Input records:
--------------------

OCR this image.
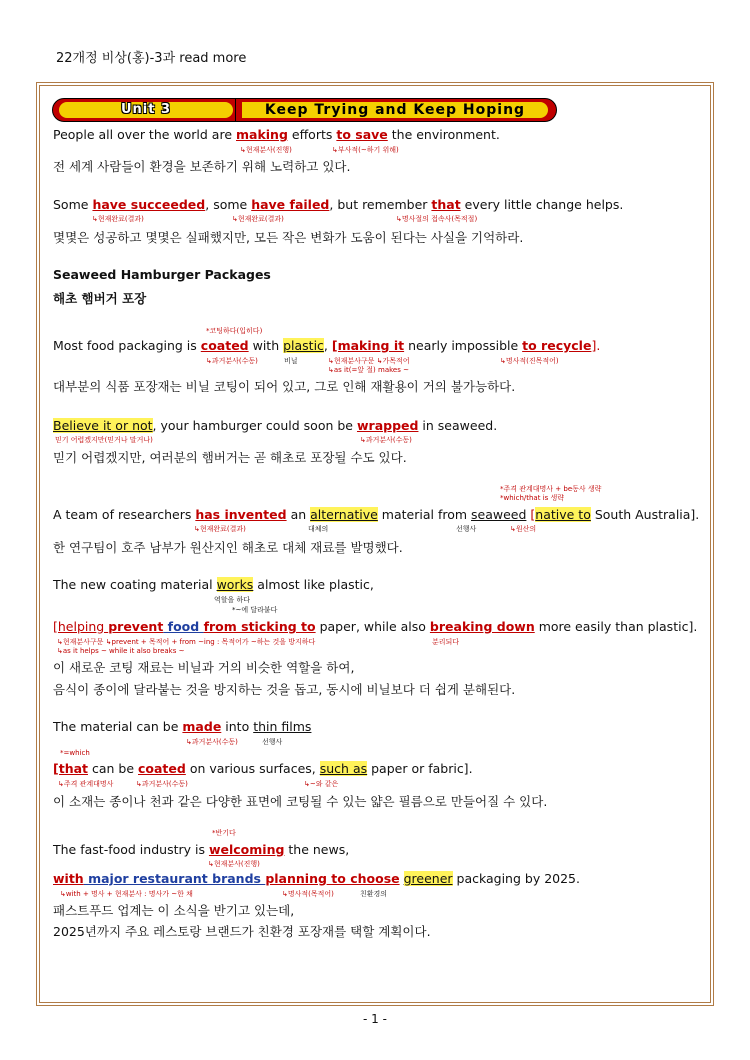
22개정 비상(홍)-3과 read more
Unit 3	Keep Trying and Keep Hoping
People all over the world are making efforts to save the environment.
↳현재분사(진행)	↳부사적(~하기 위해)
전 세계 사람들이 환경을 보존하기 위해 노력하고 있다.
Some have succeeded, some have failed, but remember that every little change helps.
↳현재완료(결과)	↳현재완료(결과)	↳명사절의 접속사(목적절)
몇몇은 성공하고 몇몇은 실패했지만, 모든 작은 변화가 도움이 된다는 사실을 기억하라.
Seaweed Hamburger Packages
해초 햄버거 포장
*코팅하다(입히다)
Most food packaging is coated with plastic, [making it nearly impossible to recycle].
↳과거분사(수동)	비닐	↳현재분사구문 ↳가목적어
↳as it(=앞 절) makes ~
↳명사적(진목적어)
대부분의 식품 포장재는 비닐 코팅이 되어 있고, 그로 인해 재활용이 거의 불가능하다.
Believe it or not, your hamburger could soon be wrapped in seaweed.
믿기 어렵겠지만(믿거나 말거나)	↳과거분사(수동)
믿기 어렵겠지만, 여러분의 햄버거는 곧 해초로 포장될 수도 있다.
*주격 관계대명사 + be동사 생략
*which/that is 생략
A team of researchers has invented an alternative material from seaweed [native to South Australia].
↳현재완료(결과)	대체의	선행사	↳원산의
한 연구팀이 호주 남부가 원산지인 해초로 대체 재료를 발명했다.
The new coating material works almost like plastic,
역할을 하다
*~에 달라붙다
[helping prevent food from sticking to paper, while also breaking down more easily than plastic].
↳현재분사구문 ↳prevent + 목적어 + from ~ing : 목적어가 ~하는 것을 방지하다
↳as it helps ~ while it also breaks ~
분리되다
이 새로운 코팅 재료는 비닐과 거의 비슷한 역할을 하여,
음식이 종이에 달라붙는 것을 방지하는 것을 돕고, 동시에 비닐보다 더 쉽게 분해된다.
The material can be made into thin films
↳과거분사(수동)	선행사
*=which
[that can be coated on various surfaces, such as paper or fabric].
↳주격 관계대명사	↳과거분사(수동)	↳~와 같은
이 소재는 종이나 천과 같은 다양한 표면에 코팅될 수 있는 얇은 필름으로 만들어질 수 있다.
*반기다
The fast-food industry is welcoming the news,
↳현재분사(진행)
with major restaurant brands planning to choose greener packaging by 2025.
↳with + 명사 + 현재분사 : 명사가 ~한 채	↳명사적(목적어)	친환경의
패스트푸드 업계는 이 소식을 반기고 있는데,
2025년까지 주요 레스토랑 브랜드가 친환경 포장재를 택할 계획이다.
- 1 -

--------------------

What to produce: Extract, from the listing above, every line where the string "packaging" occurs.

Reply to the exercise:
Most food packaging is coated with plastic, [making it nearly impossible to recycle].
with major restaurant brands planning to choose greener packaging by 2025.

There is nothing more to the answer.